START INPUT

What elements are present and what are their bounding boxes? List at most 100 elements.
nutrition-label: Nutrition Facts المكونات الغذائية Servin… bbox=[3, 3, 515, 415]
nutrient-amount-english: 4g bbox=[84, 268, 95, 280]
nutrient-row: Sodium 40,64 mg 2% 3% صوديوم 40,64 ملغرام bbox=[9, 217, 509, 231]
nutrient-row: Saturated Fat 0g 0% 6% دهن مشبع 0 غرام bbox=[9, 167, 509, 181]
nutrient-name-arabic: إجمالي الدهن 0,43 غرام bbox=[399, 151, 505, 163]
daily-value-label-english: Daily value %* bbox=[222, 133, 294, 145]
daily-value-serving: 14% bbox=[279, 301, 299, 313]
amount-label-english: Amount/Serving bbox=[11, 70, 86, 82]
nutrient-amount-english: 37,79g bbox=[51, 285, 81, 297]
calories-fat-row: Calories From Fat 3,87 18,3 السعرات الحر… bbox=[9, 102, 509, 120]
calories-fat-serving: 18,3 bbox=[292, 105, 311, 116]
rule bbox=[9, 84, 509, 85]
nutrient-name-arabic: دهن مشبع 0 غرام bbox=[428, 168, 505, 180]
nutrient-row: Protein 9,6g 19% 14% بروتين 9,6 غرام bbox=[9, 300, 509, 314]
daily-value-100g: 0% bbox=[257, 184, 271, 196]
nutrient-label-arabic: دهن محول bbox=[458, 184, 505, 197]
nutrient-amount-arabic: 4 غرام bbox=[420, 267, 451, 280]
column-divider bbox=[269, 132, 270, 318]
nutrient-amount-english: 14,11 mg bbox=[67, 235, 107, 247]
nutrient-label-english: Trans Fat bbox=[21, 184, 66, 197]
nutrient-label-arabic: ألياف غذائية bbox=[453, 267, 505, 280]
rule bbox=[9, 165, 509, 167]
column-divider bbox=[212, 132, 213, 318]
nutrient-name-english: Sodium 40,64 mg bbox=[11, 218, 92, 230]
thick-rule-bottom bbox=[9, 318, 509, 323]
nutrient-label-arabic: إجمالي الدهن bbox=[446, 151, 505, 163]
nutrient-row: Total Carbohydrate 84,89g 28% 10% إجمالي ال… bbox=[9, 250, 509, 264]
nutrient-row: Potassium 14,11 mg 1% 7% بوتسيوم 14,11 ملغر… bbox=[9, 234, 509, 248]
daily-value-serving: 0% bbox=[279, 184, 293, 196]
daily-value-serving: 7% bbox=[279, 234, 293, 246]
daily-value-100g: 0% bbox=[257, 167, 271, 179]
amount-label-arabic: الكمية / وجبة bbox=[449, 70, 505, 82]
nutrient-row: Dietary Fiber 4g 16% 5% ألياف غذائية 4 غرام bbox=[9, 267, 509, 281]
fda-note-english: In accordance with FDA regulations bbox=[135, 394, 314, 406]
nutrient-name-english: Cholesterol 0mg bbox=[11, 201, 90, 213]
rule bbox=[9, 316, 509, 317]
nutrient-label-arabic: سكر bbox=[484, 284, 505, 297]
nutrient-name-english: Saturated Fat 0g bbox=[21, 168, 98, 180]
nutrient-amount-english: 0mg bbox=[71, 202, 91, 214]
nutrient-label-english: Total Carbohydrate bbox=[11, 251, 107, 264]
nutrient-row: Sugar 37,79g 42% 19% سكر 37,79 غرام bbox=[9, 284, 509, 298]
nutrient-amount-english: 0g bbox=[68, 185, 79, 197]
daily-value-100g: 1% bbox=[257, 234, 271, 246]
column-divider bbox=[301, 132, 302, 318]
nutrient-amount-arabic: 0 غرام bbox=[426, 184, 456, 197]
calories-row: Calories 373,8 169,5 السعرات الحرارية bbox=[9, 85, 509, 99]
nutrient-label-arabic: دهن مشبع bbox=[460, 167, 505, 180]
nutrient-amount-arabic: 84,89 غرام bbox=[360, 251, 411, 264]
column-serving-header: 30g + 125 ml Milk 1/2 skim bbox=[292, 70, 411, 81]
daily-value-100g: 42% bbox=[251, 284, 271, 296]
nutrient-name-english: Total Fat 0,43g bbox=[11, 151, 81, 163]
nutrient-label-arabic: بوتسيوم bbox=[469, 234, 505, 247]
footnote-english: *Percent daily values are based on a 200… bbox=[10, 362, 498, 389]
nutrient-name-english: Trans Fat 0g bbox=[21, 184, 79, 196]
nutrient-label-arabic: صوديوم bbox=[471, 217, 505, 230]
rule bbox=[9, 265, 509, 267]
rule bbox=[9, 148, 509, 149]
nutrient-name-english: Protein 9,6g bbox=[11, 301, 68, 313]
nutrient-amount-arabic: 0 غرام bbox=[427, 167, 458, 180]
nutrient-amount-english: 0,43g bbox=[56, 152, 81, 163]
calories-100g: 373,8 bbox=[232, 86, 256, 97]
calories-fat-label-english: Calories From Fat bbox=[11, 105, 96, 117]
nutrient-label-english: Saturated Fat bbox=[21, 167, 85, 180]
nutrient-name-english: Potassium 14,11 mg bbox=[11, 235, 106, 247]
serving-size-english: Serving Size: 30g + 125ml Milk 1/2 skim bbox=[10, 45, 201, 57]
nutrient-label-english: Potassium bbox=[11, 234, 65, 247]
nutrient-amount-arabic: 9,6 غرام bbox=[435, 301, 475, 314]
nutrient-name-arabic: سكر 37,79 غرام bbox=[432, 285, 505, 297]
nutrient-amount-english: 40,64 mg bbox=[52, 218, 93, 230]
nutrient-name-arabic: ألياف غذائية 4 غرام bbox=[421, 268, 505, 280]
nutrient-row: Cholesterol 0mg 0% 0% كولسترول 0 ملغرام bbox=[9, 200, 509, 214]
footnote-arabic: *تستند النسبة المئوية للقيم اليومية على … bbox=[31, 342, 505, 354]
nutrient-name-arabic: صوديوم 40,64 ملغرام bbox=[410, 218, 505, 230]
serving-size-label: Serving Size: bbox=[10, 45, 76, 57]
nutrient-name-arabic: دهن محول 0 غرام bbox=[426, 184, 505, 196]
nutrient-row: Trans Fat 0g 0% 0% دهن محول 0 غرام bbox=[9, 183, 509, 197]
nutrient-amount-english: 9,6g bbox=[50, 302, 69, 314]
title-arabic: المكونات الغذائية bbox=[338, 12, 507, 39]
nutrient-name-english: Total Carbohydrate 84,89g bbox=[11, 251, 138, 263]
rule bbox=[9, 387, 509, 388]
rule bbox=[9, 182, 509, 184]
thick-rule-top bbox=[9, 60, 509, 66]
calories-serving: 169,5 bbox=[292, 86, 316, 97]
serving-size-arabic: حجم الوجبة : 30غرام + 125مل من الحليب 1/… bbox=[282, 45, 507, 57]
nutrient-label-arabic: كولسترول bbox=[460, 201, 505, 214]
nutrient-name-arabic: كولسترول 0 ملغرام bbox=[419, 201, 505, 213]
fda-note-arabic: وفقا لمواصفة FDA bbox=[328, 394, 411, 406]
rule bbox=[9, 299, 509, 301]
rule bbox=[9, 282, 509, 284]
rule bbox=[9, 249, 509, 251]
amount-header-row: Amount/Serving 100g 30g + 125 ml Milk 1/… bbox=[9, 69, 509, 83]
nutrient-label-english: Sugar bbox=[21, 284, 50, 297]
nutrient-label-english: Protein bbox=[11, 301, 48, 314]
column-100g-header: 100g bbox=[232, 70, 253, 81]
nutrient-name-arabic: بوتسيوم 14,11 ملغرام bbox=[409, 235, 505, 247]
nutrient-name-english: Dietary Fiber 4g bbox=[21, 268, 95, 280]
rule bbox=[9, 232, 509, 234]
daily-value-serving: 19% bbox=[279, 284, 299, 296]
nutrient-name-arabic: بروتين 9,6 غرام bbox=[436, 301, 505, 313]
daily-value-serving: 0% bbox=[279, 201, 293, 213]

END INPUT

◆ TASK DESCRIPTION ◆
Collect the lines of the records that include the string "الغذائية".

◆ WORKED SOLUTION ◆
nutrition-label: Nutrition Facts المكونات الغذائية Servin… bbox=[3, 3, 515, 415]
title-arabic: المكونات الغذائية bbox=[338, 12, 507, 39]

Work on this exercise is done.